— CHALLENGE —
Please give the listing again in its entirety, exactly as written.

[Source records]
========================================
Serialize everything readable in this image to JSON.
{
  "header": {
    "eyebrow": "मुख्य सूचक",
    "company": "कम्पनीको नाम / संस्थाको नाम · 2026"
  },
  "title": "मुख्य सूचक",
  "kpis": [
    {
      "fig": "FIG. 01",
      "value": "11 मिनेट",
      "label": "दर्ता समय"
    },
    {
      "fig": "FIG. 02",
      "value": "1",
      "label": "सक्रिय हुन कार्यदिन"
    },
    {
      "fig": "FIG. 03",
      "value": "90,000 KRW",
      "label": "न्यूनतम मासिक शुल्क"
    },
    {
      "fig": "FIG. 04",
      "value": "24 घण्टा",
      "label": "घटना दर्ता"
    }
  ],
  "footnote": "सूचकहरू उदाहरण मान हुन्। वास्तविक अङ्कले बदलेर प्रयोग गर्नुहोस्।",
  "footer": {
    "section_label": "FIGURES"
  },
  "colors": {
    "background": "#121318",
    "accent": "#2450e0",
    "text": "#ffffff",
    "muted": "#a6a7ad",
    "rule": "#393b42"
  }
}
========================================
— WRITTEN ANSWER —
Serialize everything readable in this image to JSON.
{
  "header": {
    "eyebrow": "मुख्य सूचक",
    "company": "कम्पनीको नाम / संस्थाको नाम · 2026"
  },
  "title": "मुख्य सूचक",
  "kpis": [
    {
      "fig": "FIG. 01",
      "value": "11 मिनेट",
      "label": "दर्ता समय"
    },
    {
      "fig": "FIG. 02",
      "value": "1",
      "label": "सक्रिय हुन कार्यदिन"
    },
    {
      "fig": "FIG. 03",
      "value": "90,000 KRW",
      "label": "न्यूनतम मासिक शुल्क"
    },
    {
      "fig": "FIG. 04",
      "value": "24 घण्टा",
      "label": "घटना दर्ता"
    }
  ],
  "footnote": "सूचकहरू उदाहरण मान हुन्। वास्तविक अङ्कले बदलेर प्रयोग गर्नुहोस्।",
  "footer": {
    "section_label": "FIGURES"
  },
  "colors": {
    "background": "#121318",
    "accent": "#2450e0",
    "text": "#ffffff",
    "muted": "#a6a7ad",
    "rule": "#393b42"
  }
}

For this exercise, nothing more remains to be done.